Data records
::::::
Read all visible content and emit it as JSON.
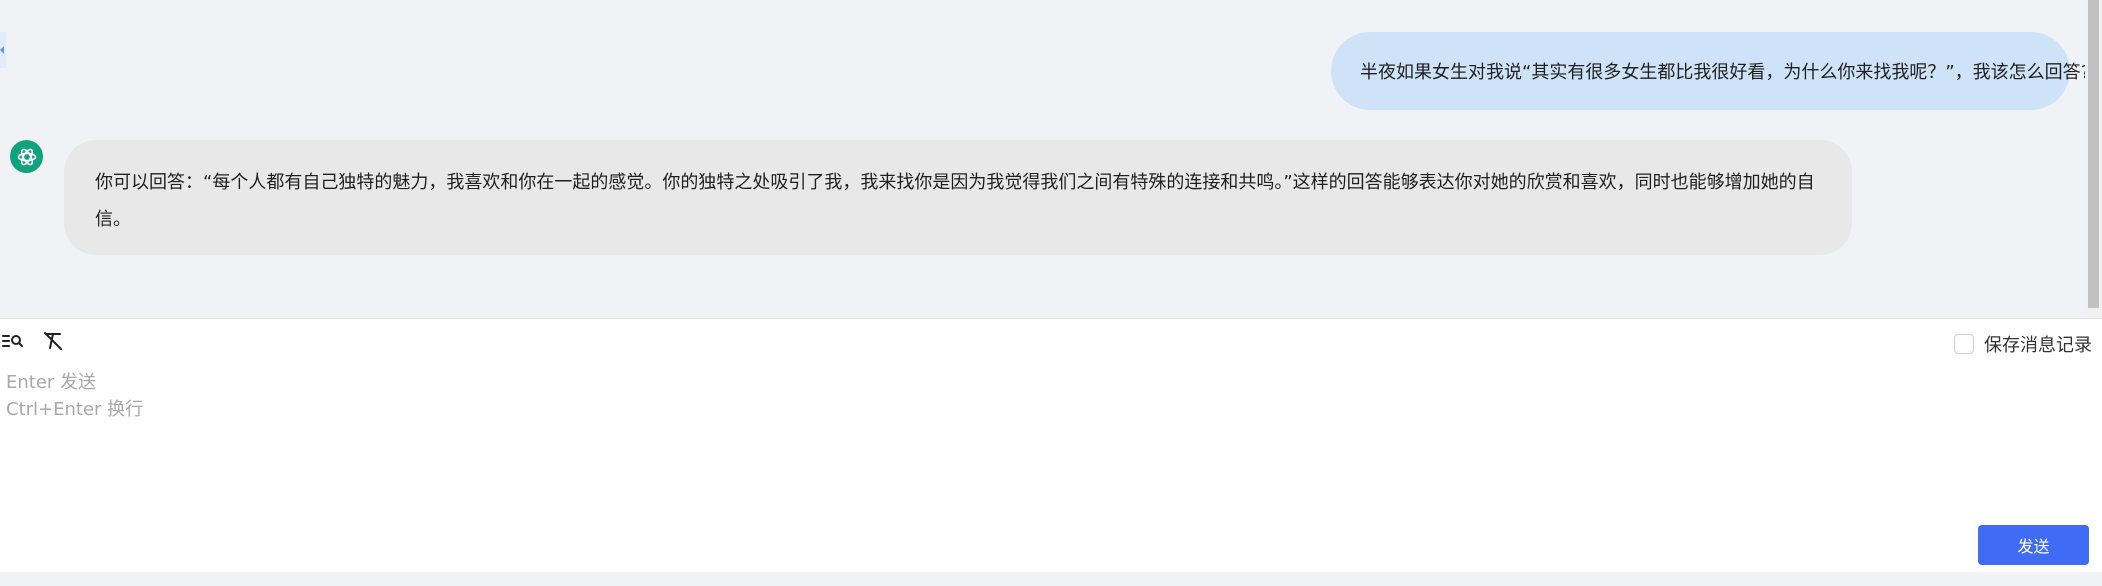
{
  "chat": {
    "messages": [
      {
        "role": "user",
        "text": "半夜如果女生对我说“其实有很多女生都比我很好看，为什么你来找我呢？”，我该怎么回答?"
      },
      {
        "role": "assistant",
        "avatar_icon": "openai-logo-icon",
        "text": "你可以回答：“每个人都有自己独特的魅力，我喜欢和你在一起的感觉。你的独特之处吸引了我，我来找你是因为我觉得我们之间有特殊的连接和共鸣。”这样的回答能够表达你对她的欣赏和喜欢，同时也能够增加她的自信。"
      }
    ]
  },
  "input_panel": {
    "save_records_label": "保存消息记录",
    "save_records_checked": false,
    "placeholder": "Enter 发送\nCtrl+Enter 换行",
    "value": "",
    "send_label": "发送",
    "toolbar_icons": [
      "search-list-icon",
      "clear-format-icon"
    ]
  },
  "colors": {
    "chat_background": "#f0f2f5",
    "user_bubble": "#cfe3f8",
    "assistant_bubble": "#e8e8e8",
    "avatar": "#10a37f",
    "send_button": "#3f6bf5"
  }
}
::::::
* **Goal of the exercise**
Every entry above needs to be retyped exactly; drop the pictures.

* **Answer to this problem**
Read all visible content and emit it as JSON.
{
  "chat": {
    "messages": [
      {
        "role": "user",
        "text": "半夜如果女生对我说“其实有很多女生都比我很好看，为什么你来找我呢？”，我该怎么回答?"
      },
      {
        "role": "assistant",
        "avatar_icon": "openai-logo-icon",
        "text": "你可以回答：“每个人都有自己独特的魅力，我喜欢和你在一起的感觉。你的独特之处吸引了我，我来找你是因为我觉得我们之间有特殊的连接和共鸣。”这样的回答能够表达你对她的欣赏和喜欢，同时也能够增加她的自信。"
      }
    ]
  },
  "input_panel": {
    "save_records_label": "保存消息记录",
    "save_records_checked": false,
    "placeholder": "Enter 发送\nCtrl+Enter 换行",
    "value": "",
    "send_label": "发送",
    "toolbar_icons": [
      "search-list-icon",
      "clear-format-icon"
    ]
  },
  "colors": {
    "chat_background": "#f0f2f5",
    "user_bubble": "#cfe3f8",
    "assistant_bubble": "#e8e8e8",
    "avatar": "#10a37f",
    "send_button": "#3f6bf5"
  }
}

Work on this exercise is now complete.